What follows are records. Restate all of them word for word.

··· DATASET CONTENT ···

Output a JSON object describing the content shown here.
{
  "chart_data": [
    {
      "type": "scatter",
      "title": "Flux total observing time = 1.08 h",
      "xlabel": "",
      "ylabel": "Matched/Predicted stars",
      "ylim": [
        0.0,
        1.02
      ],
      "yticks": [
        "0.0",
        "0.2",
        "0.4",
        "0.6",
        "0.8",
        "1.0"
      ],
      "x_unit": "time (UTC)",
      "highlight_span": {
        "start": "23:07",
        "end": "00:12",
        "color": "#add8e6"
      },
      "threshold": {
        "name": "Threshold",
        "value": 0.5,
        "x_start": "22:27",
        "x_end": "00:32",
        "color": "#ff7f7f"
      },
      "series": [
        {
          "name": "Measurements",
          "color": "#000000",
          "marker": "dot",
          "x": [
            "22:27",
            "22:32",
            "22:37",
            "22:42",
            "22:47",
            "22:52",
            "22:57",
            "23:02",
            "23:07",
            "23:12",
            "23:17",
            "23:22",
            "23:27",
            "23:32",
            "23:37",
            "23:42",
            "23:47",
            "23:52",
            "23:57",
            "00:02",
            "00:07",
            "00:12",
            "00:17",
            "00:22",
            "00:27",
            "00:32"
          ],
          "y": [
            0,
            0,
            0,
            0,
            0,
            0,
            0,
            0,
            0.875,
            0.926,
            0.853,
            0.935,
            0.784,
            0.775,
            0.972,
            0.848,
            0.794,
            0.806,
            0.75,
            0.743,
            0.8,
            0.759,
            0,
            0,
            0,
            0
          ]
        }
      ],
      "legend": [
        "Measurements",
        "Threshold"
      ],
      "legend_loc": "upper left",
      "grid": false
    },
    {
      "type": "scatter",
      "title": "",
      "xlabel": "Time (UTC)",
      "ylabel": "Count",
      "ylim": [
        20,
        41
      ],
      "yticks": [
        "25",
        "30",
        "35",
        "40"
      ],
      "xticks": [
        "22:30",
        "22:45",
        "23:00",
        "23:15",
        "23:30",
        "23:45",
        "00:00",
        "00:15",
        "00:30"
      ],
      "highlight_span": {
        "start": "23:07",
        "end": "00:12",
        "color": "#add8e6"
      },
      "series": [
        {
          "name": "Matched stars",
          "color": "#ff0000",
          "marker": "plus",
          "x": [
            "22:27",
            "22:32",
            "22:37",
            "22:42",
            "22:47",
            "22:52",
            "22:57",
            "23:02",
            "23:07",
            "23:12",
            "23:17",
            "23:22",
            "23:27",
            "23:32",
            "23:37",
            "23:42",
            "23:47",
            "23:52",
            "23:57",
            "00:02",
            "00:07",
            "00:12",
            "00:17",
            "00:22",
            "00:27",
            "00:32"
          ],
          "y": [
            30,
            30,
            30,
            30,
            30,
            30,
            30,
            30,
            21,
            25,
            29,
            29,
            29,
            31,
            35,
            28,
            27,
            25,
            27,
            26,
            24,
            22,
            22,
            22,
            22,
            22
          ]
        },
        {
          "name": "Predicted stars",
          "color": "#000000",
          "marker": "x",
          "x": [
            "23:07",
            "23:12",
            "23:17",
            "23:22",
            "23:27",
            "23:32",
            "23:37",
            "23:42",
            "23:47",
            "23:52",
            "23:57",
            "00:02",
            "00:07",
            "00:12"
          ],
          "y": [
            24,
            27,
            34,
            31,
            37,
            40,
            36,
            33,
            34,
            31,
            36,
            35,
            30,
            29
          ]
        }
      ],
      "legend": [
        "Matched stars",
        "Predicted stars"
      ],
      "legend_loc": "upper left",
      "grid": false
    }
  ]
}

···

| FINAL RESULT |
Output a JSON object describing the content shown here.
{
  "chart_data": [
    {
      "type": "scatter",
      "title": "Flux total observing time = 1.08 h",
      "xlabel": "",
      "ylabel": "Matched/Predicted stars",
      "ylim": [
        0.0,
        1.02
      ],
      "yticks": [
        "0.0",
        "0.2",
        "0.4",
        "0.6",
        "0.8",
        "1.0"
      ],
      "x_unit": "time (UTC)",
      "highlight_span": {
        "start": "23:07",
        "end": "00:12",
        "color": "#add8e6"
      },
      "threshold": {
        "name": "Threshold",
        "value": 0.5,
        "x_start": "22:27",
        "x_end": "00:32",
        "color": "#ff7f7f"
      },
      "series": [
        {
          "name": "Measurements",
          "color": "#000000",
          "marker": "dot",
          "x": [
            "22:27",
            "22:32",
            "22:37",
            "22:42",
            "22:47",
            "22:52",
            "22:57",
            "23:02",
            "23:07",
            "23:12",
            "23:17",
            "23:22",
            "23:27",
            "23:32",
            "23:37",
            "23:42",
            "23:47",
            "23:52",
            "23:57",
            "00:02",
            "00:07",
            "00:12",
            "00:17",
            "00:22",
            "00:27",
            "00:32"
          ],
          "y": [
            0,
            0,
            0,
            0,
            0,
            0,
            0,
            0,
            0.875,
            0.926,
            0.853,
            0.935,
            0.784,
            0.775,
            0.972,
            0.848,
            0.794,
            0.806,
            0.75,
            0.743,
            0.8,
            0.759,
            0,
            0,
            0,
            0
          ]
        }
      ],
      "legend": [
        "Measurements",
        "Threshold"
      ],
      "legend_loc": "upper left",
      "grid": false
    },
    {
      "type": "scatter",
      "title": "",
      "xlabel": "Time (UTC)",
      "ylabel": "Count",
      "ylim": [
        20,
        41
      ],
      "yticks": [
        "25",
        "30",
        "35",
        "40"
      ],
      "xticks": [
        "22:30",
        "22:45",
        "23:00",
        "23:15",
        "23:30",
        "23:45",
        "00:00",
        "00:15",
        "00:30"
      ],
      "highlight_span": {
        "start": "23:07",
        "end": "00:12",
        "color": "#add8e6"
      },
      "series": [
        {
          "name": "Matched stars",
          "color": "#ff0000",
          "marker": "plus",
          "x": [
            "22:27",
            "22:32",
            "22:37",
            "22:42",
            "22:47",
            "22:52",
            "22:57",
            "23:02",
            "23:07",
            "23:12",
            "23:17",
            "23:22",
            "23:27",
            "23:32",
            "23:37",
            "23:42",
            "23:47",
            "23:52",
            "23:57",
            "00:02",
            "00:07",
            "00:12",
            "00:17",
            "00:22",
            "00:27",
            "00:32"
          ],
          "y": [
            30,
            30,
            30,
            30,
            30,
            30,
            30,
            30,
            21,
            25,
            29,
            29,
            29,
            31,
            35,
            28,
            27,
            25,
            27,
            26,
            24,
            22,
            22,
            22,
            22,
            22
          ]
        },
        {
          "name": "Predicted stars",
          "color": "#000000",
          "marker": "x",
          "x": [
            "23:07",
            "23:12",
            "23:17",
            "23:22",
            "23:27",
            "23:32",
            "23:37",
            "23:42",
            "23:47",
            "23:52",
            "23:57",
            "00:02",
            "00:07",
            "00:12"
          ],
          "y": [
            24,
            27,
            34,
            31,
            37,
            40,
            36,
            33,
            34,
            31,
            36,
            35,
            30,
            29
          ]
        }
      ],
      "legend": [
        "Matched stars",
        "Predicted stars"
      ],
      "legend_loc": "upper left",
      "grid": false
    }
  ]
}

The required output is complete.